Extract the full listing below without altering a single character.

[BEGIN Data provided]

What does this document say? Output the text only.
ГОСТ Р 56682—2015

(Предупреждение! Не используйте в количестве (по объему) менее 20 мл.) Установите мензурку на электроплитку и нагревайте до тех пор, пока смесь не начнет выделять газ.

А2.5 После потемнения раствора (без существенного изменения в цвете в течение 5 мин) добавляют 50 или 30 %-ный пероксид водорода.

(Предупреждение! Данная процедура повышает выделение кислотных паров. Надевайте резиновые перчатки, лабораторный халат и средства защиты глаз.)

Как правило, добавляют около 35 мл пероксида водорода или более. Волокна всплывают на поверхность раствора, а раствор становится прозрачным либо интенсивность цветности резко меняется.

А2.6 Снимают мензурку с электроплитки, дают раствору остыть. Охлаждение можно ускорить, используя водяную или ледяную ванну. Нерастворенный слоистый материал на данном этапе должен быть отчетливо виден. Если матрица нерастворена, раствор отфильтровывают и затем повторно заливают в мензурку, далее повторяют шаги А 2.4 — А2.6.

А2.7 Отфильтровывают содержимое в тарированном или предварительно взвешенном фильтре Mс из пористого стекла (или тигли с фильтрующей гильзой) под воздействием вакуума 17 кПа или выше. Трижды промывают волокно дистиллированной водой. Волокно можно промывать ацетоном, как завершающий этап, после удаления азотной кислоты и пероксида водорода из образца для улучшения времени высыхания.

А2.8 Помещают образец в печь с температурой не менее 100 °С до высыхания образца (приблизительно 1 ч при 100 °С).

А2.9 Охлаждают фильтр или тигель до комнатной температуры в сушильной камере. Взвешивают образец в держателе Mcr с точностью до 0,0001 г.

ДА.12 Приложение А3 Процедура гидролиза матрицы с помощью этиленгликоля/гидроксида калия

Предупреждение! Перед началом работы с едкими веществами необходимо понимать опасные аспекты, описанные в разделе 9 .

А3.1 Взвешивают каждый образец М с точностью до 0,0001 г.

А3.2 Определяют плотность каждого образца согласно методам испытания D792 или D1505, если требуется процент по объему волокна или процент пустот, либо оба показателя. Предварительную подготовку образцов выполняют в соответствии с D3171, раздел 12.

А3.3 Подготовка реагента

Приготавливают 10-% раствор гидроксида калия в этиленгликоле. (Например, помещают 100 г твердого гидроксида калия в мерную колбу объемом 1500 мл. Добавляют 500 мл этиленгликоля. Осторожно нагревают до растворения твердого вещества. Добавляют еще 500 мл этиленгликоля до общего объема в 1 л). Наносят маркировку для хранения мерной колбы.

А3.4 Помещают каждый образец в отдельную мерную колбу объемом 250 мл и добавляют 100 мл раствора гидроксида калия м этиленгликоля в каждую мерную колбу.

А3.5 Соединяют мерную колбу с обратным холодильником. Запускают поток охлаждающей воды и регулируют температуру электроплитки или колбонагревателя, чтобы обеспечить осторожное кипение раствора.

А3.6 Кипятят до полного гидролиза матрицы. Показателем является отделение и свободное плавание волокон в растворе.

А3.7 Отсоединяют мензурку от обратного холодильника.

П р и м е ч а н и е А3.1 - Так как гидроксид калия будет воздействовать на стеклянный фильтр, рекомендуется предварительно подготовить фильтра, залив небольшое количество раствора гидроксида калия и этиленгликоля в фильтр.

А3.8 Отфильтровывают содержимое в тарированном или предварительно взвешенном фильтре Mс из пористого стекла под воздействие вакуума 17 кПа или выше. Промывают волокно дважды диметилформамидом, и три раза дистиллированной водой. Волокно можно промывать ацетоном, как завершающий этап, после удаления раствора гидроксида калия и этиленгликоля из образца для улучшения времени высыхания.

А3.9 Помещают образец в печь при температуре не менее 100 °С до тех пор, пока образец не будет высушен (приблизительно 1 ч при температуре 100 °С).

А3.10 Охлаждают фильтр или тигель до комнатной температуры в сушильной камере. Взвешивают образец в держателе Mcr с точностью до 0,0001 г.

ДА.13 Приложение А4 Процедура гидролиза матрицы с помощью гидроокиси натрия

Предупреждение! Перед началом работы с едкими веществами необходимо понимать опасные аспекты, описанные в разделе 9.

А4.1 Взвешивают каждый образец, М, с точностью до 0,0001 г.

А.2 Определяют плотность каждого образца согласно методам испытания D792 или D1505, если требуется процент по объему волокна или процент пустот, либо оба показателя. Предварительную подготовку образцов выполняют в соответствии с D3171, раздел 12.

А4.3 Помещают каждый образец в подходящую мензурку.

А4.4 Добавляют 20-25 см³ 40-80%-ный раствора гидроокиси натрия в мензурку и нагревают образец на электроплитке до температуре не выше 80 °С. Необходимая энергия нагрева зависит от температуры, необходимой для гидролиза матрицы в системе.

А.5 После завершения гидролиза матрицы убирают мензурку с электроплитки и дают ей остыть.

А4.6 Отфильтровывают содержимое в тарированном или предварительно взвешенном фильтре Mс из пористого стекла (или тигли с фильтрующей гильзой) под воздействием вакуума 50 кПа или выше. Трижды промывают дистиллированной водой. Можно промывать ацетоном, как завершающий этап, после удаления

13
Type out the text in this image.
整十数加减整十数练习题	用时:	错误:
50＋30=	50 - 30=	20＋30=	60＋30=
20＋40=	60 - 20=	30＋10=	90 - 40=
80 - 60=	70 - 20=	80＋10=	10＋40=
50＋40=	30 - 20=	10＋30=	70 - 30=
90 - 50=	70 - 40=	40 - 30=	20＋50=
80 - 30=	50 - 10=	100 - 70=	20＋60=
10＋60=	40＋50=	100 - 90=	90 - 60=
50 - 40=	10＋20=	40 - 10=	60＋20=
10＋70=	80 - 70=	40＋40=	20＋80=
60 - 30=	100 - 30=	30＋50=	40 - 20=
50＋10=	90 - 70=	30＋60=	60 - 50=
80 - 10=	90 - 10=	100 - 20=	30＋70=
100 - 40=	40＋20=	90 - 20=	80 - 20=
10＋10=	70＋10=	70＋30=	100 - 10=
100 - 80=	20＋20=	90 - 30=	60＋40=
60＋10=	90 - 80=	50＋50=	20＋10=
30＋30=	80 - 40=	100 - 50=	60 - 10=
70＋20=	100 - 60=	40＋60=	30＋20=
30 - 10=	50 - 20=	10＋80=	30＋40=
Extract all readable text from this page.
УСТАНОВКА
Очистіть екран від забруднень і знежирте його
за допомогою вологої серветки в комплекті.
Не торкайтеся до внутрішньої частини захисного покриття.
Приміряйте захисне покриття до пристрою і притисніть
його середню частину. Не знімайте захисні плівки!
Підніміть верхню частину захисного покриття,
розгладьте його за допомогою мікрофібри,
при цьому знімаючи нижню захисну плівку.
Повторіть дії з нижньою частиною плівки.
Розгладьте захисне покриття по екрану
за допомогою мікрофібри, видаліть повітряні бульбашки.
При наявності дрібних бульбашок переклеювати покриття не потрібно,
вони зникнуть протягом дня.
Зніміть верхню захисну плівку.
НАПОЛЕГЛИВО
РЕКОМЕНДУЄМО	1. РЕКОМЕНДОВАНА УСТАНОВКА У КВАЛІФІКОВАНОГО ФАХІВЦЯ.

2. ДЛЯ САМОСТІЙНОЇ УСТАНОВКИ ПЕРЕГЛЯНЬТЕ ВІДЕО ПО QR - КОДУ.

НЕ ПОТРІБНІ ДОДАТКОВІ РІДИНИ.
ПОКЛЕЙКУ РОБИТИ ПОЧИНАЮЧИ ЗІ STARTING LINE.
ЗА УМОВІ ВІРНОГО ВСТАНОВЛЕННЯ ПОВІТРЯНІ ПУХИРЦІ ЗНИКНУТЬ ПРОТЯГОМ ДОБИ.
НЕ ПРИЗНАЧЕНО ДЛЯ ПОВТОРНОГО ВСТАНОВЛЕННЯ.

[END Data provided]

• **Exercise solution**:
What does this document say? Output the text only.
ГОСТ Р 56682—2015

(Предупреждение! Не используйте в количестве (по объему) менее 20 мл.) Установите мензурку на электроплитку и нагревайте до тех пор, пока смесь не начнет выделять газ.

А2.5 После потемнения раствора (без существенного изменения в цвете в течение 5 мин) добавляют 50 или 30 %-ный пероксид водорода.

(Предупреждение! Данная процедура повышает выделение кислотных паров. Надевайте резиновые перчатки, лабораторный халат и средства защиты глаз.)

Как правило, добавляют около 35 мл пероксида водорода или более. Волокна всплывают на поверхность раствора, а раствор становится прозрачным либо интенсивность цветности резко меняется.

А2.6 Снимают мензурку с электроплитки, дают раствору остыть. Охлаждение можно ускорить, используя водяную или ледяную ванну. Нерастворенный слоистый материал на данном этапе должен быть отчетливо виден. Если матрица нерастворена, раствор отфильтровывают и затем повторно заливают в мензурку, далее повторяют шаги А 2.4 — А2.6.

А2.7 Отфильтровывают содержимое в тарированном или предварительно взвешенном фильтре Mс из пористого стекла (или тигли с фильтрующей гильзой) под воздействием вакуума 17 кПа или выше. Трижды промывают волокно дистиллированной водой. Волокно можно промывать ацетоном, как завершающий этап, после удаления азотной кислоты и пероксида водорода из образца для улучшения времени высыхания.

А2.8 Помещают образец в печь с температурой не менее 100 °С до высыхания образца (приблизительно 1 ч при 100 °С).

А2.9 Охлаждают фильтр или тигель до комнатной температуры в сушильной камере. Взвешивают образец в держателе Mcr с точностью до 0,0001 г.

ДА.12 Приложение А3 Процедура гидролиза матрицы с помощью этиленгликоля/гидроксида калия

Предупреждение! Перед началом работы с едкими веществами необходимо понимать опасные аспекты, описанные в разделе 9 .

А3.1 Взвешивают каждый образец М с точностью до 0,0001 г.

А3.2 Определяют плотность каждого образца согласно методам испытания D792 или D1505, если требуется процент по объему волокна или процент пустот, либо оба показателя. Предварительную подготовку образцов выполняют в соответствии с D3171, раздел 12.

А3.3 Подготовка реагента

Приготавливают 10-% раствор гидроксида калия в этиленгликоле. (Например, помещают 100 г твердого гидроксида калия в мерную колбу объемом 1500 мл. Добавляют 500 мл этиленгликоля. Осторожно нагревают до растворения твердого вещества. Добавляют еще 500 мл этиленгликоля до общего объема в 1 л). Наносят маркировку для хранения мерной колбы.

А3.4 Помещают каждый образец в отдельную мерную колбу объемом 250 мл и добавляют 100 мл раствора гидроксида калия м этиленгликоля в каждую мерную колбу.

А3.5 Соединяют мерную колбу с обратным холодильником. Запускают поток охлаждающей воды и регулируют температуру электроплитки или колбонагревателя, чтобы обеспечить осторожное кипение раствора.

А3.6 Кипятят до полного гидролиза матрицы. Показателем является отделение и свободное плавание волокон в растворе.

А3.7 Отсоединяют мензурку от обратного холодильника.

П р и м е ч а н и е А3.1 - Так как гидроксид калия будет воздействовать на стеклянный фильтр, рекомендуется предварительно подготовить фильтра, залив небольшое количество раствора гидроксида калия и этиленгликоля в фильтр.

А3.8 Отфильтровывают содержимое в тарированном или предварительно взвешенном фильтре Mс из пористого стекла под воздействие вакуума 17 кПа или выше. Промывают волокно дважды диметилформамидом, и три раза дистиллированной водой. Волокно можно промывать ацетоном, как завершающий этап, после удаления раствора гидроксида калия и этиленгликоля из образца для улучшения времени высыхания.

А3.9 Помещают образец в печь при температуре не менее 100 °С до тех пор, пока образец не будет высушен (приблизительно 1 ч при температуре 100 °С).

А3.10 Охлаждают фильтр или тигель до комнатной температуры в сушильной камере. Взвешивают образец в держателе Mcr с точностью до 0,0001 г.

ДА.13 Приложение А4 Процедура гидролиза матрицы с помощью гидроокиси натрия

Предупреждение! Перед началом работы с едкими веществами необходимо понимать опасные аспекты, описанные в разделе 9.

А4.1 Взвешивают каждый образец, М, с точностью до 0,0001 г.

А.2 Определяют плотность каждого образца согласно методам испытания D792 или D1505, если требуется процент по объему волокна или процент пустот, либо оба показателя. Предварительную подготовку образцов выполняют в соответствии с D3171, раздел 12.

А4.3 Помещают каждый образец в подходящую мензурку.

А4.4 Добавляют 20-25 см³ 40-80%-ный раствора гидроокиси натрия в мензурку и нагревают образец на электроплитке до температуре не выше 80 °С. Необходимая энергия нагрева зависит от температуры, необходимой для гидролиза матрицы в системе.

А.5 После завершения гидролиза матрицы убирают мензурку с электроплитки и дают ей остыть.

А4.6 Отфильтровывают содержимое в тарированном или предварительно взвешенном фильтре Mс из пористого стекла (или тигли с фильтрующей гильзой) под воздействием вакуума 50 кПа или выше. Трижды промывают дистиллированной водой. Можно промывать ацетоном, как завершающий этап, после удаления

13
Type out the text in this image.
整十数加减整十数练习题	用时:	错误:
50＋30=	50 - 30=	20＋30=	60＋30=
20＋40=	60 - 20=	30＋10=	90 - 40=
80 - 60=	70 - 20=	80＋10=	10＋40=
50＋40=	30 - 20=	10＋30=	70 - 30=
90 - 50=	70 - 40=	40 - 30=	20＋50=
80 - 30=	50 - 10=	100 - 70=	20＋60=
10＋60=	40＋50=	100 - 90=	90 - 60=
50 - 40=	10＋20=	40 - 10=	60＋20=
10＋70=	80 - 70=	40＋40=	20＋80=
60 - 30=	100 - 30=	30＋50=	40 - 20=
50＋10=	90 - 70=	30＋60=	60 - 50=
80 - 10=	90 - 10=	100 - 20=	30＋70=
100 - 40=	40＋20=	90 - 20=	80 - 20=
10＋10=	70＋10=	70＋30=	100 - 10=
100 - 80=	20＋20=	90 - 30=	60＋40=
60＋10=	90 - 80=	50＋50=	20＋10=
30＋30=	80 - 40=	100 - 50=	60 - 10=
70＋20=	100 - 60=	40＋60=	30＋20=
30 - 10=	50 - 20=	10＋80=	30＋40=
Extract all readable text from this page.
УСТАНОВКА
Очистіть екран від забруднень і знежирте його
за допомогою вологої серветки в комплекті.
Не торкайтеся до внутрішньої частини захисного покриття.
Приміряйте захисне покриття до пристрою і притисніть
його середню частину. Не знімайте захисні плівки!
Підніміть верхню частину захисного покриття,
розгладьте його за допомогою мікрофібри,
при цьому знімаючи нижню захисну плівку.
Повторіть дії з нижньою частиною плівки.
Розгладьте захисне покриття по екрану
за допомогою мікрофібри, видаліть повітряні бульбашки.
При наявності дрібних бульбашок переклеювати покриття не потрібно,
вони зникнуть протягом дня.
Зніміть верхню захисну плівку.
НАПОЛЕГЛИВО
РЕКОМЕНДУЄМО	1. РЕКОМЕНДОВАНА УСТАНОВКА У КВАЛІФІКОВАНОГО ФАХІВЦЯ.

2. ДЛЯ САМОСТІЙНОЇ УСТАНОВКИ ПЕРЕГЛЯНЬТЕ ВІДЕО ПО QR - КОДУ.

НЕ ПОТРІБНІ ДОДАТКОВІ РІДИНИ.
ПОКЛЕЙКУ РОБИТИ ПОЧИНАЮЧИ ЗІ STARTING LINE.
ЗА УМОВІ ВІРНОГО ВСТАНОВЛЕННЯ ПОВІТРЯНІ ПУХИРЦІ ЗНИКНУТЬ ПРОТЯГОМ ДОБИ.
НЕ ПРИЗНАЧЕНО ДЛЯ ПОВТОРНОГО ВСТАНОВЛЕННЯ.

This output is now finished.